▸ TO DO: The records below must be copied in full; omit the images.

* BEGIN EXERCISE MATERIAL *

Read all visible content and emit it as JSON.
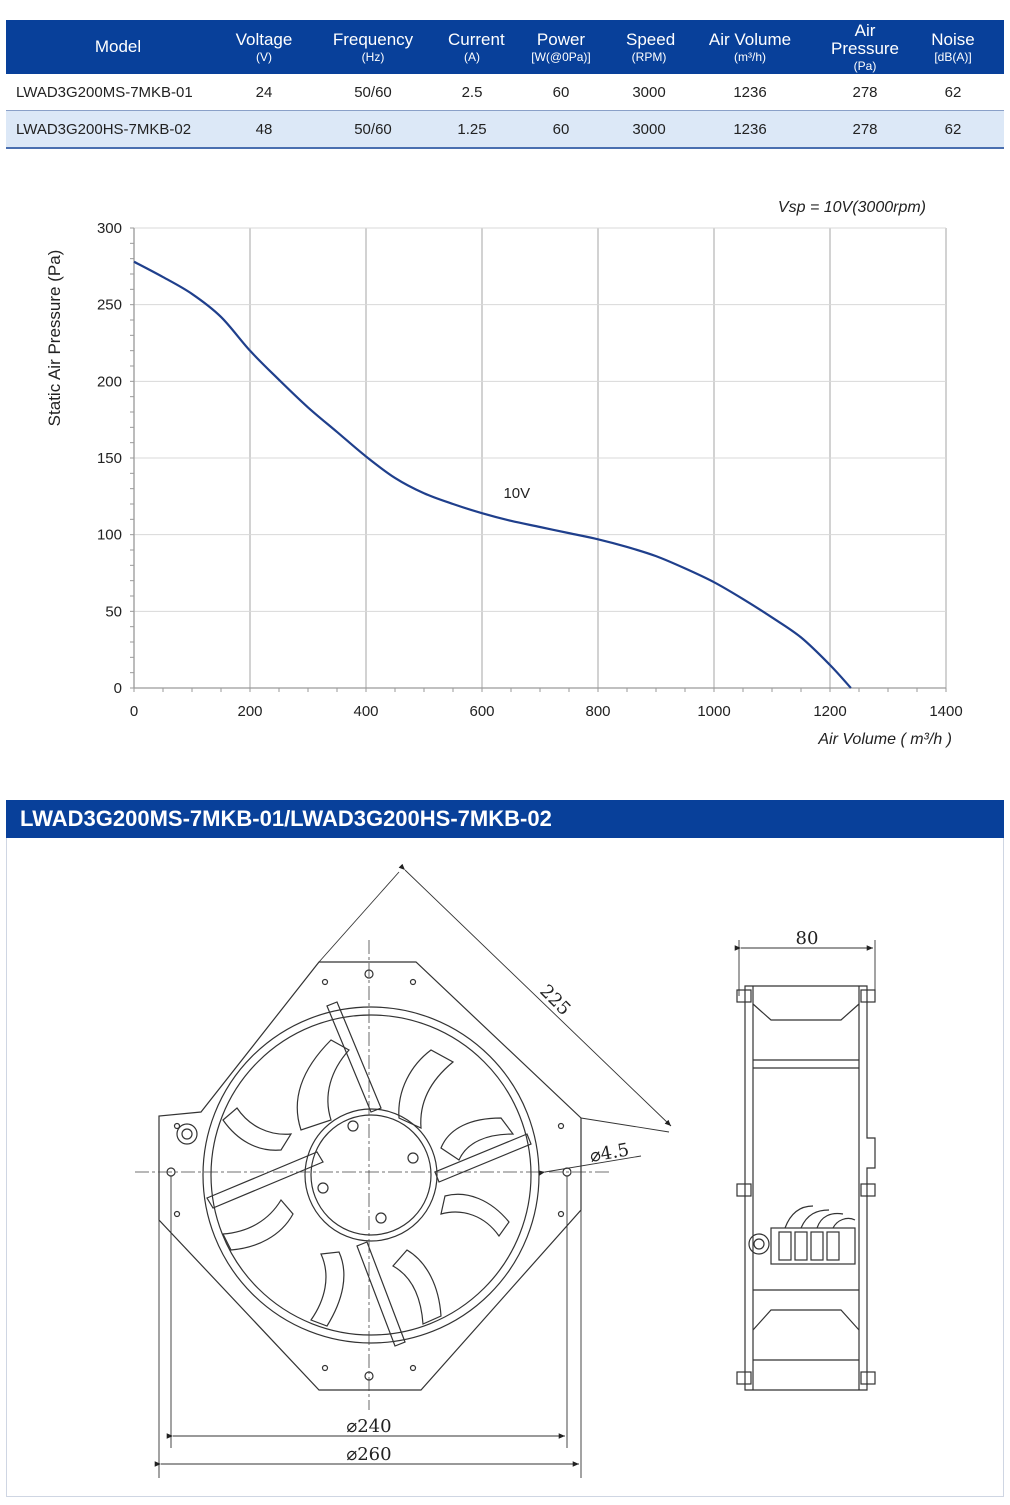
{
  "table": {
    "headers": [
      {
        "label": "Model",
        "unit": ""
      },
      {
        "label": "Voltage",
        "unit": "(V)"
      },
      {
        "label": "Frequency",
        "unit": "(Hz)"
      },
      {
        "label": "Current",
        "unit": "(A)"
      },
      {
        "label": "Power",
        "unit": "[W(@0Pa)]"
      },
      {
        "label": "Speed",
        "unit": "(RPM)"
      },
      {
        "label": "Air Volume",
        "unit": "(m³/h)"
      },
      {
        "label": "Air Pressure",
        "unit": "(Pa)"
      },
      {
        "label": "Noise",
        "unit": "[dB(A)]"
      }
    ],
    "rows": [
      [
        "LWAD3G200MS-7MKB-01",
        "24",
        "50/60",
        "2.5",
        "60",
        "3000",
        "1236",
        "278",
        "62"
      ],
      [
        "LWAD3G200HS-7MKB-02",
        "48",
        "50/60",
        "1.25",
        "60",
        "3000",
        "1236",
        "278",
        "62"
      ]
    ]
  },
  "chart_data": {
    "type": "line",
    "title": "",
    "annotation": "Vsp = 10V(3000rpm)",
    "xlabel": "Air Volume ( m³/h )",
    "ylabel": "Static Air Pressure  (Pa)",
    "xlim": [
      0,
      1400
    ],
    "ylim": [
      0,
      300
    ],
    "xticks": [
      0,
      200,
      400,
      600,
      800,
      1000,
      1200,
      1400
    ],
    "yticks": [
      0,
      50,
      100,
      150,
      200,
      250,
      300
    ],
    "grid": true,
    "series": [
      {
        "name": "10V",
        "color": "#1f3f8c",
        "x": [
          0,
          50,
          100,
          150,
          200,
          250,
          300,
          350,
          400,
          450,
          500,
          550,
          600,
          650,
          700,
          750,
          800,
          850,
          900,
          950,
          1000,
          1050,
          1100,
          1150,
          1200,
          1236
        ],
        "y": [
          278,
          268,
          257,
          242,
          220,
          201,
          183,
          167,
          151,
          137,
          127,
          120,
          114,
          109,
          105,
          101,
          97,
          92,
          86,
          78,
          69,
          58,
          46,
          33,
          15,
          0
        ]
      }
    ]
  },
  "section": {
    "title": "LWAD3G200MS-7MKB-01/LWAD3G200HS-7MKB-02"
  },
  "drawing": {
    "dim_diagonal": "225",
    "dim_hole": "⌀4.5",
    "dim_inner": "⌀240",
    "dim_outer": "⌀260",
    "dim_depth": "80"
  }
}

* END EXERCISE MATERIAL *

▸ SOLUTION BELOW:
Read all visible content and emit it as JSON.
{
  "table": {
    "headers": [
      {
        "label": "Model",
        "unit": ""
      },
      {
        "label": "Voltage",
        "unit": "(V)"
      },
      {
        "label": "Frequency",
        "unit": "(Hz)"
      },
      {
        "label": "Current",
        "unit": "(A)"
      },
      {
        "label": "Power",
        "unit": "[W(@0Pa)]"
      },
      {
        "label": "Speed",
        "unit": "(RPM)"
      },
      {
        "label": "Air Volume",
        "unit": "(m³/h)"
      },
      {
        "label": "Air Pressure",
        "unit": "(Pa)"
      },
      {
        "label": "Noise",
        "unit": "[dB(A)]"
      }
    ],
    "rows": [
      [
        "LWAD3G200MS-7MKB-01",
        "24",
        "50/60",
        "2.5",
        "60",
        "3000",
        "1236",
        "278",
        "62"
      ],
      [
        "LWAD3G200HS-7MKB-02",
        "48",
        "50/60",
        "1.25",
        "60",
        "3000",
        "1236",
        "278",
        "62"
      ]
    ]
  },
  "chart_data": {
    "type": "line",
    "title": "",
    "annotation": "Vsp = 10V(3000rpm)",
    "xlabel": "Air Volume ( m³/h )",
    "ylabel": "Static Air Pressure  (Pa)",
    "xlim": [
      0,
      1400
    ],
    "ylim": [
      0,
      300
    ],
    "xticks": [
      0,
      200,
      400,
      600,
      800,
      1000,
      1200,
      1400
    ],
    "yticks": [
      0,
      50,
      100,
      150,
      200,
      250,
      300
    ],
    "grid": true,
    "series": [
      {
        "name": "10V",
        "color": "#1f3f8c",
        "x": [
          0,
          50,
          100,
          150,
          200,
          250,
          300,
          350,
          400,
          450,
          500,
          550,
          600,
          650,
          700,
          750,
          800,
          850,
          900,
          950,
          1000,
          1050,
          1100,
          1150,
          1200,
          1236
        ],
        "y": [
          278,
          268,
          257,
          242,
          220,
          201,
          183,
          167,
          151,
          137,
          127,
          120,
          114,
          109,
          105,
          101,
          97,
          92,
          86,
          78,
          69,
          58,
          46,
          33,
          15,
          0
        ]
      }
    ]
  },
  "section": {
    "title": "LWAD3G200MS-7MKB-01/LWAD3G200HS-7MKB-02"
  },
  "drawing": {
    "dim_diagonal": "225",
    "dim_hole": "⌀4.5",
    "dim_inner": "⌀240",
    "dim_outer": "⌀260",
    "dim_depth": "80"
  }
}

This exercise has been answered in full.